• [Goal of the exercise]:
Take every line from the listing below that includes "again" and copy it.

[Stored dataset items]
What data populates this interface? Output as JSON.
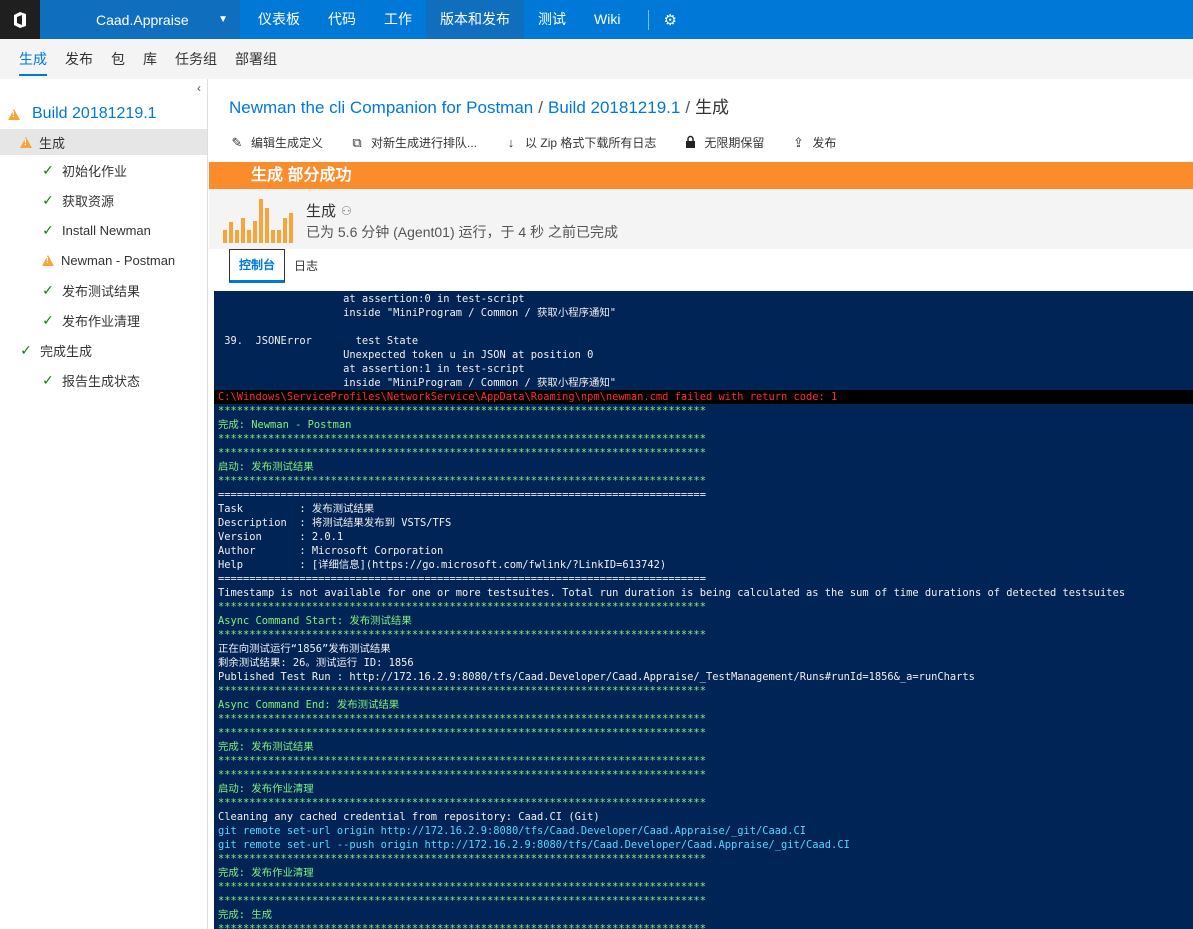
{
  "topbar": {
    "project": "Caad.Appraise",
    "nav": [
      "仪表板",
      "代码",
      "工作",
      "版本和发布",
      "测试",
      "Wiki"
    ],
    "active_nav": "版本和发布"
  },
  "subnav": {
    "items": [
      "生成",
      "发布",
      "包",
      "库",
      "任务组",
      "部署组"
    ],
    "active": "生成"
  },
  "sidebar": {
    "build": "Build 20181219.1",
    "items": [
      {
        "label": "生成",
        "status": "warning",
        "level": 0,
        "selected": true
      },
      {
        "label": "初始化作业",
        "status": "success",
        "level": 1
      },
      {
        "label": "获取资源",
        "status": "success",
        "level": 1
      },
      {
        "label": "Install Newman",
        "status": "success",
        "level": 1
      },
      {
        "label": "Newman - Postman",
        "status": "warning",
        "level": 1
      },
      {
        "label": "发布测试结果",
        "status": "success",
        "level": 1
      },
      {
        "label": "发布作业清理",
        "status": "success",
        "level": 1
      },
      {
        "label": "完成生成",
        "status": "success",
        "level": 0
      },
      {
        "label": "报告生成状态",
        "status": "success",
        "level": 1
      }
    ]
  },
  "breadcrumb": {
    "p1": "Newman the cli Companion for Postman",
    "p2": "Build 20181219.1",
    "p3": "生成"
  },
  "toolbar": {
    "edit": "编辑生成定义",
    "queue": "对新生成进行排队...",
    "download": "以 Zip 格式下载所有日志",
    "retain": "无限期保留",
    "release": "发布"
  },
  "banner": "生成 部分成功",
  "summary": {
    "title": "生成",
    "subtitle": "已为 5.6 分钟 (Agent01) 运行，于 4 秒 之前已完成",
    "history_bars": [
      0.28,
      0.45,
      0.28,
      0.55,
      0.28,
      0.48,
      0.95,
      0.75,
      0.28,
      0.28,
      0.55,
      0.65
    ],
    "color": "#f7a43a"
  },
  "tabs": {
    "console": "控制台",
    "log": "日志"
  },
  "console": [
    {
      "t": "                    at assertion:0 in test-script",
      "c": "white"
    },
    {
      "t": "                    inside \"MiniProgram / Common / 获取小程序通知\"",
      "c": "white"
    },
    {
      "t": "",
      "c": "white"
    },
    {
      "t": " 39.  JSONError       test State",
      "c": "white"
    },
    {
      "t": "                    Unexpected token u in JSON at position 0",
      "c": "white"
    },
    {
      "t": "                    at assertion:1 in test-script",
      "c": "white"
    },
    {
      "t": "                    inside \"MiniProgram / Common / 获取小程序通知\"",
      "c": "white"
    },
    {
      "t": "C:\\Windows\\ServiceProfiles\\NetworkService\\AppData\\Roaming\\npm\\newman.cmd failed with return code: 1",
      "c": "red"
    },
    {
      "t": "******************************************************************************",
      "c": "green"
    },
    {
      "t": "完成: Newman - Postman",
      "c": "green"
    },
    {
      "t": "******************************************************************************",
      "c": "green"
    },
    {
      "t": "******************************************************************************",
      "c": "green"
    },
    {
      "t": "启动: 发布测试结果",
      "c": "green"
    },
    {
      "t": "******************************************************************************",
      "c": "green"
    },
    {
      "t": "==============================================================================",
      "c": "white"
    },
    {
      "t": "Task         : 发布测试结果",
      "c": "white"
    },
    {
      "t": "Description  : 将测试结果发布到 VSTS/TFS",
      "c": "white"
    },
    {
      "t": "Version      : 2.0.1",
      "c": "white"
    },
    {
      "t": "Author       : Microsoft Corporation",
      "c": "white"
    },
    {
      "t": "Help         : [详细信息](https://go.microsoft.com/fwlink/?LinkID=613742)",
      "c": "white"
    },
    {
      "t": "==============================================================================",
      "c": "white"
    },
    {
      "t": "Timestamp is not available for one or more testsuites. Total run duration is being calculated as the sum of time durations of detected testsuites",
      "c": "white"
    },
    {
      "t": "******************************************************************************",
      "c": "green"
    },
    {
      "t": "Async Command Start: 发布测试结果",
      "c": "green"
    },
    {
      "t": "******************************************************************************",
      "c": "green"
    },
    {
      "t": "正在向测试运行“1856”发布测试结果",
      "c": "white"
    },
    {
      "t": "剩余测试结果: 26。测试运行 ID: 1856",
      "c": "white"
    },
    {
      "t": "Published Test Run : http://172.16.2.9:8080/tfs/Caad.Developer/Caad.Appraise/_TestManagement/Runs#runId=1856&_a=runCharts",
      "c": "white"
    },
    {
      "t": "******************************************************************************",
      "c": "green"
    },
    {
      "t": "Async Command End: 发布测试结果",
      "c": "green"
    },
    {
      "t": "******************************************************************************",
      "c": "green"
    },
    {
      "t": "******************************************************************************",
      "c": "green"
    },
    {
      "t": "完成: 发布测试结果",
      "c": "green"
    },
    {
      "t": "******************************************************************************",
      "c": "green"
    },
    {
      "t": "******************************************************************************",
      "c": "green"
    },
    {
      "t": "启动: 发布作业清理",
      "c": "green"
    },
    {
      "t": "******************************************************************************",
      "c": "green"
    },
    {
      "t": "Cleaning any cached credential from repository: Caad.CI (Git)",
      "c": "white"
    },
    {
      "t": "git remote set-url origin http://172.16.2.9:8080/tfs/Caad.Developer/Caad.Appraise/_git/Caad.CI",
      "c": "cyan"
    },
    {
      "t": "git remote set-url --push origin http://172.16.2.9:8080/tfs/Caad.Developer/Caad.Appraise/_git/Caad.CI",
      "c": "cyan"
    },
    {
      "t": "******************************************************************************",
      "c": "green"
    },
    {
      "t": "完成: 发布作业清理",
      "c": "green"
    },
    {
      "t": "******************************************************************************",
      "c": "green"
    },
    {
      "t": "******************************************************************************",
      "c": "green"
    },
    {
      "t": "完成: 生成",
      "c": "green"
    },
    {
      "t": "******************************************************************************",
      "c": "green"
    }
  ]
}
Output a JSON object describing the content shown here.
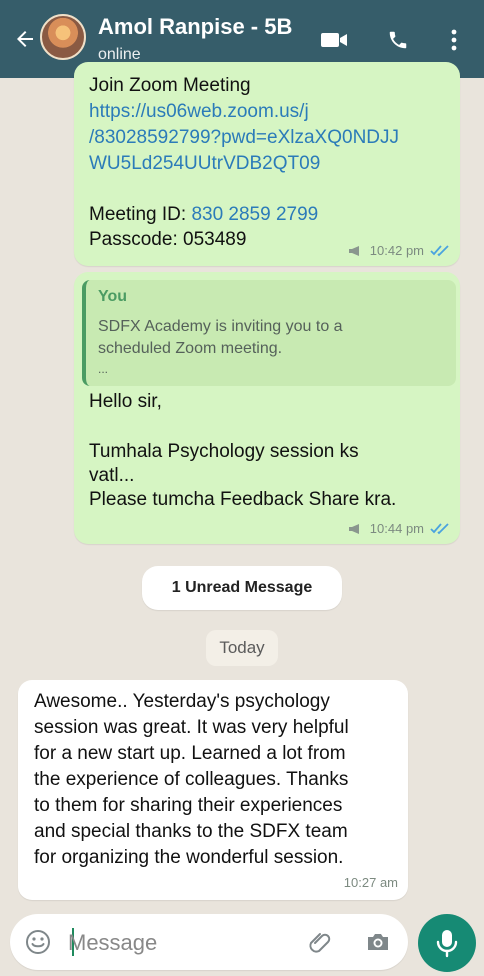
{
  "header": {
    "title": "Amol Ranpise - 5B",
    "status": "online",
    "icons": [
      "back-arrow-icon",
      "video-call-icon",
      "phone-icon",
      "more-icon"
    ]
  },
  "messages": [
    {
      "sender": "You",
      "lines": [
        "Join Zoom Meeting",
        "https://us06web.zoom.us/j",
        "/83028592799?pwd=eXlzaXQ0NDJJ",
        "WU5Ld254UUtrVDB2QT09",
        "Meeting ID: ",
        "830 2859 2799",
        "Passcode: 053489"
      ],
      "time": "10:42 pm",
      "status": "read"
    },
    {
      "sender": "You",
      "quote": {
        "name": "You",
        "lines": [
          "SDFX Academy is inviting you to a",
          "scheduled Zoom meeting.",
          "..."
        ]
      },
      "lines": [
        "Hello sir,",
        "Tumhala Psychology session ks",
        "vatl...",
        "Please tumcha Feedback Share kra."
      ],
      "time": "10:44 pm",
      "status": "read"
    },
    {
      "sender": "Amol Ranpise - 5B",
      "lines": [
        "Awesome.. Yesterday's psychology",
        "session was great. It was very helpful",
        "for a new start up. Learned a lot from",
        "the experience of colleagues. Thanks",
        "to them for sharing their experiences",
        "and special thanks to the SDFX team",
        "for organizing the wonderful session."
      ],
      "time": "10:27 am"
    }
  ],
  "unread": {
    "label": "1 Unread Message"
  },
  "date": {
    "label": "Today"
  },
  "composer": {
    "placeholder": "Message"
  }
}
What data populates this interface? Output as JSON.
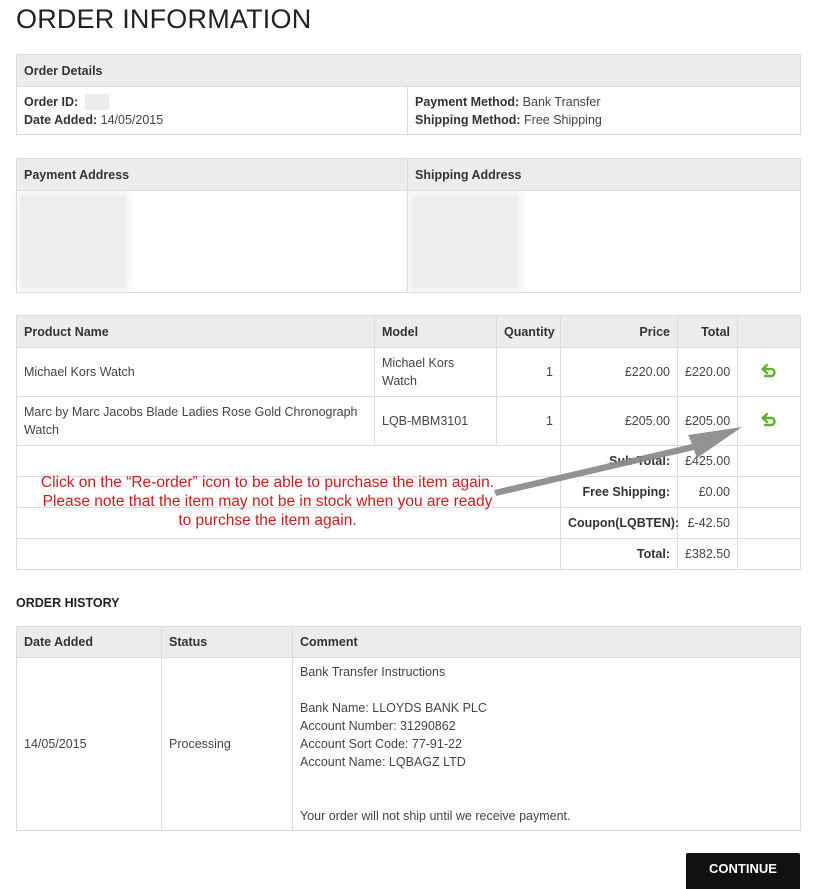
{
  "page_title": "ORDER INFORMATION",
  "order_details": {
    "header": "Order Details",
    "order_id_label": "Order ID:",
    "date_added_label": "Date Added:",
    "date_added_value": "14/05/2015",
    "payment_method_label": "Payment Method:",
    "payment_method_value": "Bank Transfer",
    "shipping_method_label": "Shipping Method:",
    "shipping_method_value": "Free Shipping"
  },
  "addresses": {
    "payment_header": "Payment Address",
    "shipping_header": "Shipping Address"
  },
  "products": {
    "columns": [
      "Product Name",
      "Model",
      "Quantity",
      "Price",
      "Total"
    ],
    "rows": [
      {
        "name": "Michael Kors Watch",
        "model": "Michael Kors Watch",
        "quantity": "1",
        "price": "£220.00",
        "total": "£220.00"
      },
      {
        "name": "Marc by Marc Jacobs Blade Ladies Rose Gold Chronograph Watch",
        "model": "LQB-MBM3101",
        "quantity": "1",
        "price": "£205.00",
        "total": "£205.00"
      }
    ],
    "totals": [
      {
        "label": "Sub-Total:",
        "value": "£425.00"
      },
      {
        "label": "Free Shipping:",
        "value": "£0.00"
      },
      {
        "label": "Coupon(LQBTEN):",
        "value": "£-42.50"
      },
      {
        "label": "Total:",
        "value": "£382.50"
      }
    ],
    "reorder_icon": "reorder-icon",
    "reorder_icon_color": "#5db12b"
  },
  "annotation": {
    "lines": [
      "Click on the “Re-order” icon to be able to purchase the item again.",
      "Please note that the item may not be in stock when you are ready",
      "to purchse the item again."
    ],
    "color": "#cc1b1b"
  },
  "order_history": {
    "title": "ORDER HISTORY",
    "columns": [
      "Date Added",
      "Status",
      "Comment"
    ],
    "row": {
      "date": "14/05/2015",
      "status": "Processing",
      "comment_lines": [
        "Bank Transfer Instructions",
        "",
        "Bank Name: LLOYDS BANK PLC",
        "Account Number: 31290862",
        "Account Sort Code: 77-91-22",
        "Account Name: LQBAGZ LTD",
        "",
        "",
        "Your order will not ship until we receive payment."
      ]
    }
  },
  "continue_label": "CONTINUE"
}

• [Final result]:
      "Click on the “Re-order” icon to be able to purchase the item again.",
      "to purchse the item again."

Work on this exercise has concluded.